Repeat the entries that follow verbatim, without any of their pictures.

#### Data section
──────────────────────────────

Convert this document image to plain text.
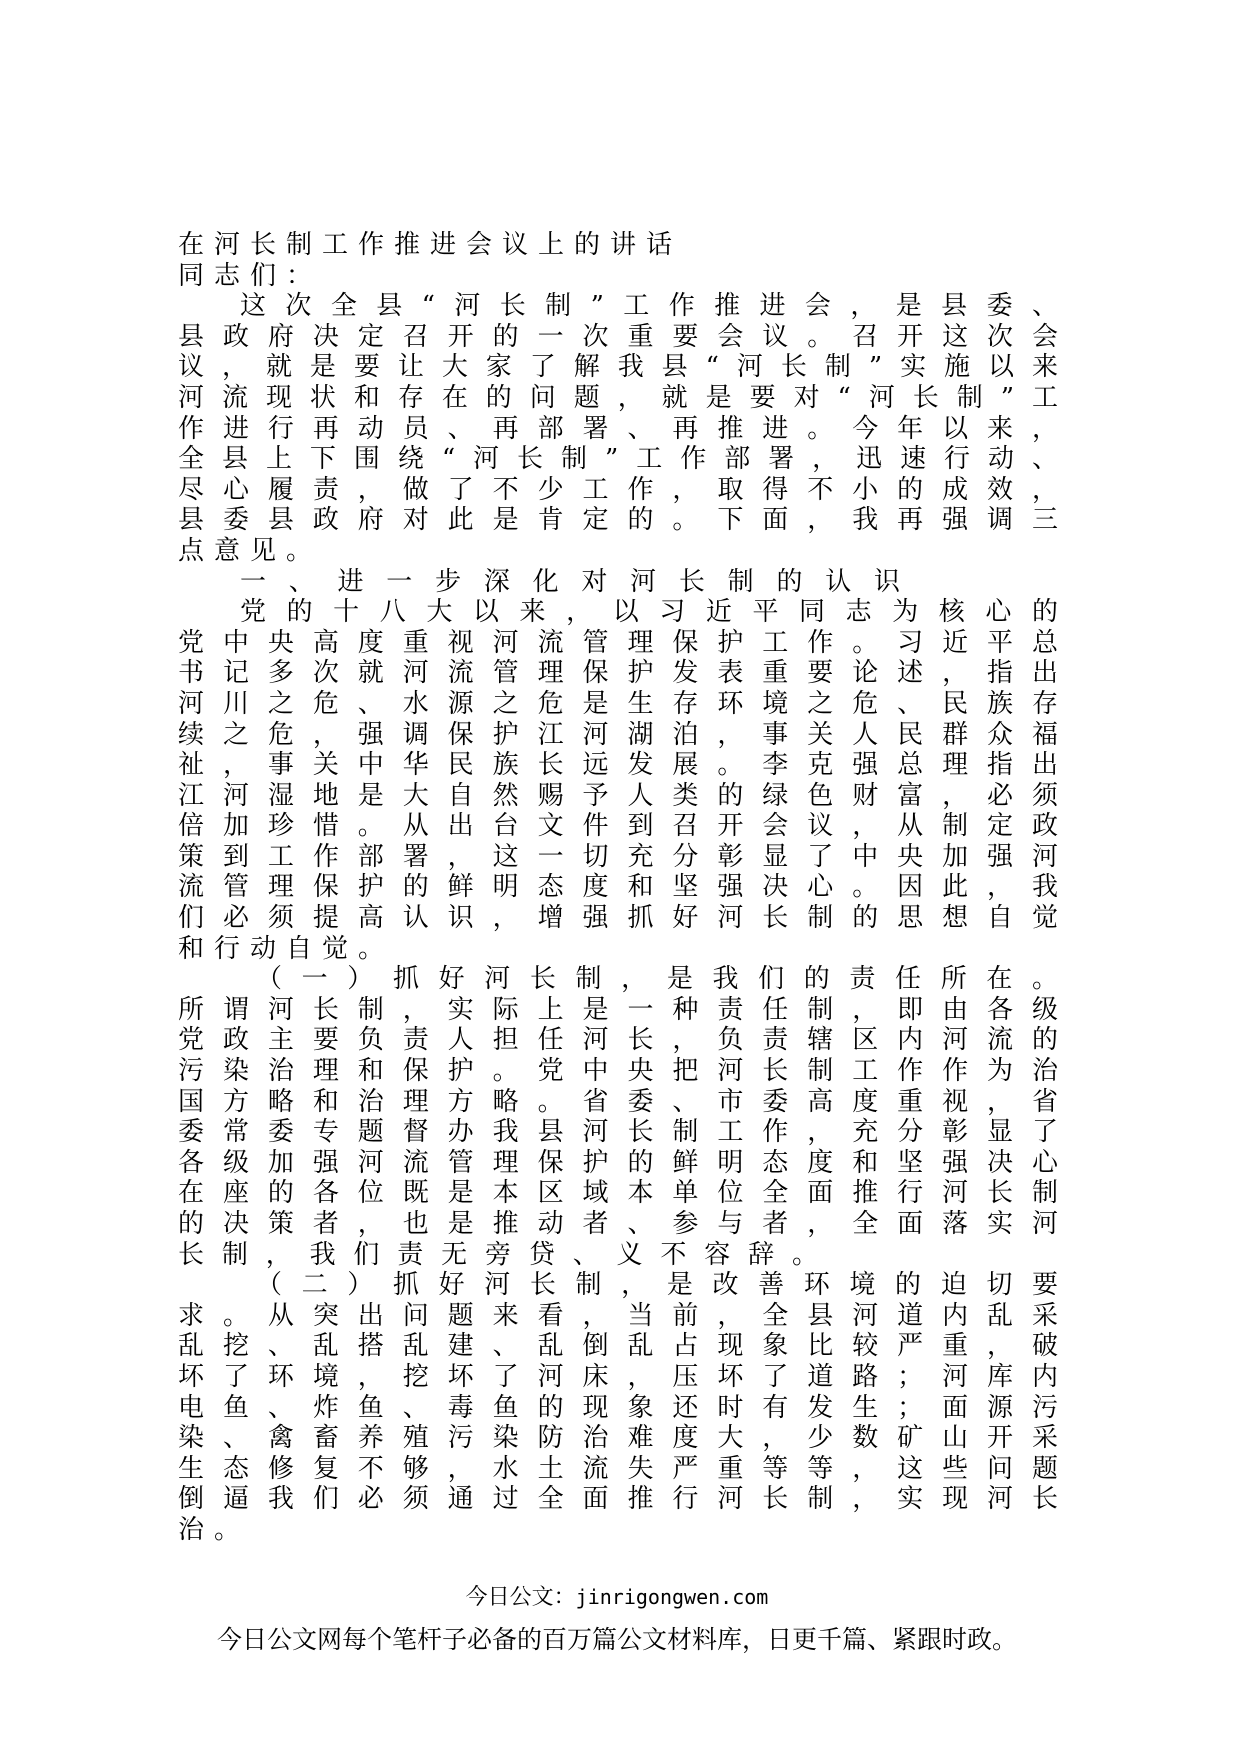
在河长制工作推进会议上的讲话
同志们：
这次全县“河长制”工作推进会，是县委、
县政府决定召开的一次重要会议。召开这次会
议，就是要让大家了解我县“河长制”实施以来
河流现状和存在的问题，就是要对“河长制”工
作进行再动员、再部署、再推进。今年以来，
全县上下围绕“河长制”工作部署，迅速行动、
尽心履责，做了不少工作，取得不小的成效，
县委县政府对此是肯定的。下面，我再强调三
点意见。
一、进一步深化对河长制的认识
党的十八大以来，以习近平同志为核心的
党中央高度重视河流管理保护工作。习近平总
书记多次就河流管理保护发表重要论述，指出
河川之危、水源之危是生存环境之危、民族存
续之危，强调保护江河湖泊，事关人民群众福
祉，事关中华民族长远发展。李克强总理指出
江河湿地是大自然赐予人类的绿色财富，必须
倍加珍惜。从出台文件到召开会议，从制定政
策到工作部署，这一切充分彰显了中央加强河
流管理保护的鲜明态度和坚强决心。因此，我
们必须提高认识，增强抓好河长制的思想自觉
和行动自觉。
（一）抓好河长制，是我们的责任所在。
所谓河长制，实际上是一种责任制，即由各级
党政主要负责人担任河长，负责辖区内河流的
污染治理和保护。党中央把河长制工作作为治
国方略和治理方略。省委、市委高度重视，省
委常委专题督办我县河长制工作，充分彰显了
各级加强河流管理保护的鲜明态度和坚强决心
在座的各位既是本区域本单位全面推行河长制
的决策者，也是推动者、参与者，全面落实河
长制，我们责无旁贷、义不容辞。
（二）抓好河长制，是改善环境的迫切要
求。从突出问题来看，当前，全县河道内乱采
乱挖、乱搭乱建、乱倒乱占现象比较严重，破
坏了环境，挖坏了河床，压坏了道路；河库内
电鱼、炸鱼、毒鱼的现象还时有发生；面源污
染、禽畜养殖污染防治难度大，少数矿山开采
生态修复不够，水土流失严重等等，这些问题
倒逼我们必须通过全面推行河长制，实现河长
治。
今日公文：jinrigongwen.com
今日公文网每个笔杆子必备的百万篇公文材料库，日更千篇、紧跟时政。
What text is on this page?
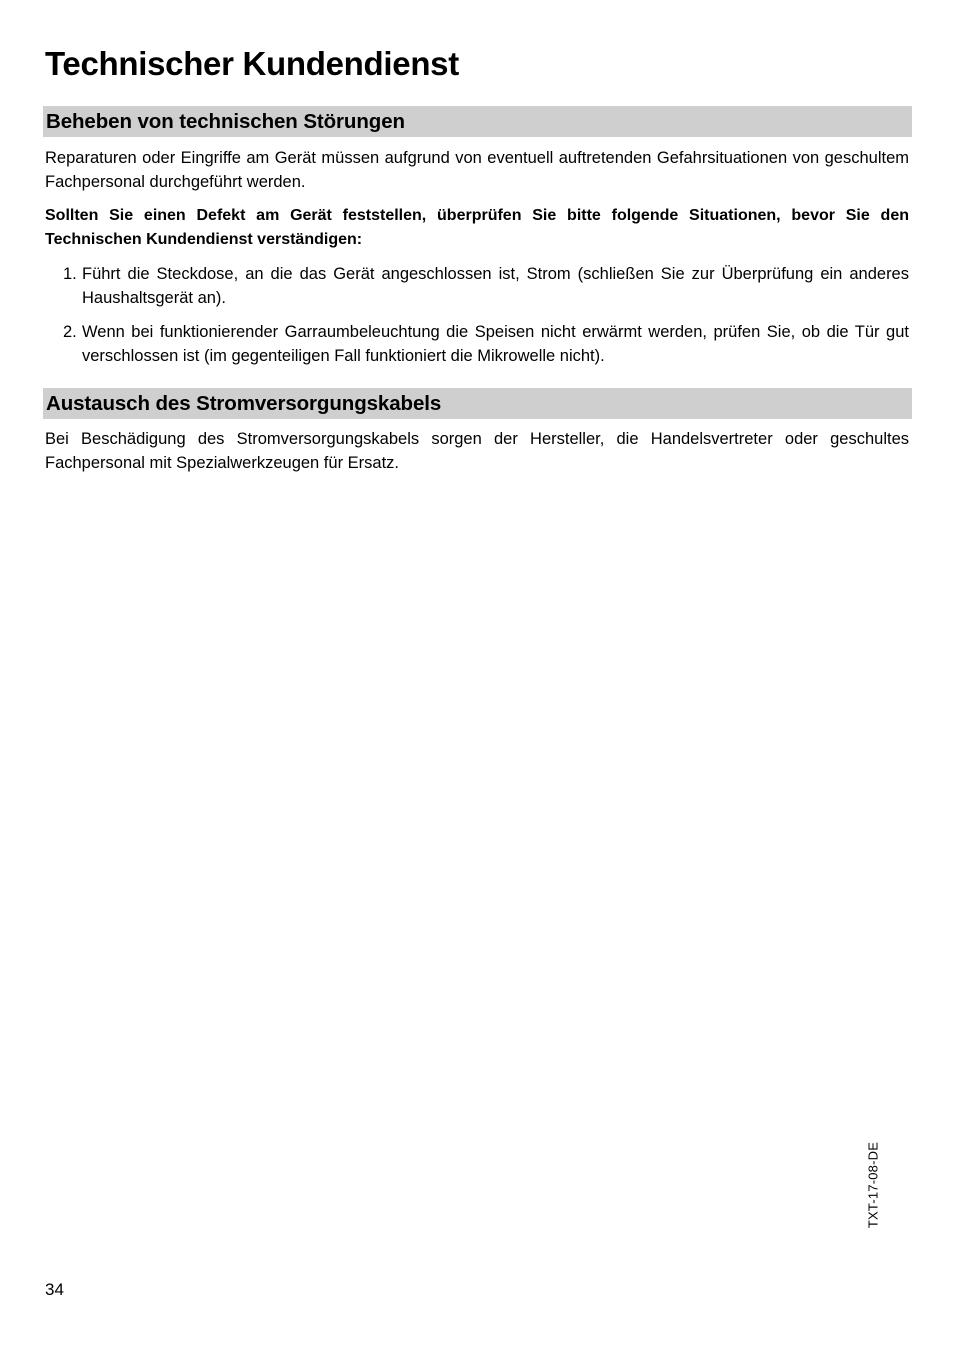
Technischer Kundendienst
Beheben von technischen Störungen

Reparaturen oder Eingriffe am Gerät müssen aufgrund von eventuell auftretenden Gefahrsituationen von geschultem Fachpersonal durchgeführt werden.

Sollten Sie einen Defekt am Gerät feststellen, überprüfen Sie bitte folgende Situationen, bevor Sie den Technischen Kundendienst verständigen:

1. Führt die Steckdose, an die das Gerät angeschlossen ist, Strom (schließen Sie zur Überprüfung ein anderes Haushaltsgerät an).
2. Wenn bei funktionierender Garraumbeleuchtung die Speisen nicht erwärmt werden, prüfen Sie, ob die Tür gut verschlossen ist (im gegenteiligen Fall funktioniert die Mikrowelle nicht).
Austausch des Stromversorgungskabels

Bei Beschädigung des Stromversorgungskabels sorgen der Hersteller, die Handelsvertreter oder geschultes Fachpersonal mit Spezialwerkzeugen für Ersatz.

TXT-17-08-DE
34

──────────────────────────────

#### Exercise output
Convert this document image to plain text.
在河长制工作推进会议上的讲话
同志们：
这次全县“河长制”工作推进会，是县委、
县政府决定召开的一次重要会议。召开这次会
议，就是要让大家了解我县“河长制”实施以来
河流现状和存在的问题，就是要对“河长制”工
作进行再动员、再部署、再推进。今年以来，
全县上下围绕“河长制”工作部署，迅速行动、
尽心履责，做了不少工作，取得不小的成效，
县委县政府对此是肯定的。下面，我再强调三
点意见。
一、进一步深化对河长制的认识
党的十八大以来，以习近平同志为核心的
党中央高度重视河流管理保护工作。习近平总
书记多次就河流管理保护发表重要论述，指出
河川之危、水源之危是生存环境之危、民族存
续之危，强调保护江河湖泊，事关人民群众福
祉，事关中华民族长远发展。李克强总理指出
江河湿地是大自然赐予人类的绿色财富，必须
倍加珍惜。从出台文件到召开会议，从制定政
策到工作部署，这一切充分彰显了中央加强河
流管理保护的鲜明态度和坚强决心。因此，我
们必须提高认识，增强抓好河长制的思想自觉
和行动自觉。
（一）抓好河长制，是我们的责任所在。
所谓河长制，实际上是一种责任制，即由各级
党政主要负责人担任河长，负责辖区内河流的
污染治理和保护。党中央把河长制工作作为治
国方略和治理方略。省委、市委高度重视，省
委常委专题督办我县河长制工作，充分彰显了
各级加强河流管理保护的鲜明态度和坚强决心
在座的各位既是本区域本单位全面推行河长制
的决策者，也是推动者、参与者，全面落实河
长制，我们责无旁贷、义不容辞。
（二）抓好河长制，是改善环境的迫切要
求。从突出问题来看，当前，全县河道内乱采
乱挖、乱搭乱建、乱倒乱占现象比较严重，破
坏了环境，挖坏了河床，压坏了道路；河库内
电鱼、炸鱼、毒鱼的现象还时有发生；面源污
染、禽畜养殖污染防治难度大，少数矿山开采
生态修复不够，水土流失严重等等，这些问题
倒逼我们必须通过全面推行河长制，实现河长
治。
今日公文：jinrigongwen.com
今日公文网每个笔杆子必备的百万篇公文材料库，日更千篇、紧跟时政。
What text is on this page?
Technischer Kundendienst
Beheben von technischen Störungen

Reparaturen oder Eingriffe am Gerät müssen aufgrund von eventuell auftretenden Gefahrsituationen von geschultem Fachpersonal durchgeführt werden.

Sollten Sie einen Defekt am Gerät feststellen, überprüfen Sie bitte folgende Situationen, bevor Sie den Technischen Kundendienst verständigen:

1. Führt die Steckdose, an die das Gerät angeschlossen ist, Strom (schließen Sie zur Überprüfung ein anderes Haushaltsgerät an).
2. Wenn bei funktionierender Garraumbeleuchtung die Speisen nicht erwärmt werden, prüfen Sie, ob die Tür gut verschlossen ist (im gegenteiligen Fall funktioniert die Mikrowelle nicht).
Austausch des Stromversorgungskabels

Bei Beschädigung des Stromversorgungskabels sorgen der Hersteller, die Handelsvertreter oder geschultes Fachpersonal mit Spezialwerkzeugen für Ersatz.

TXT-17-08-DE
34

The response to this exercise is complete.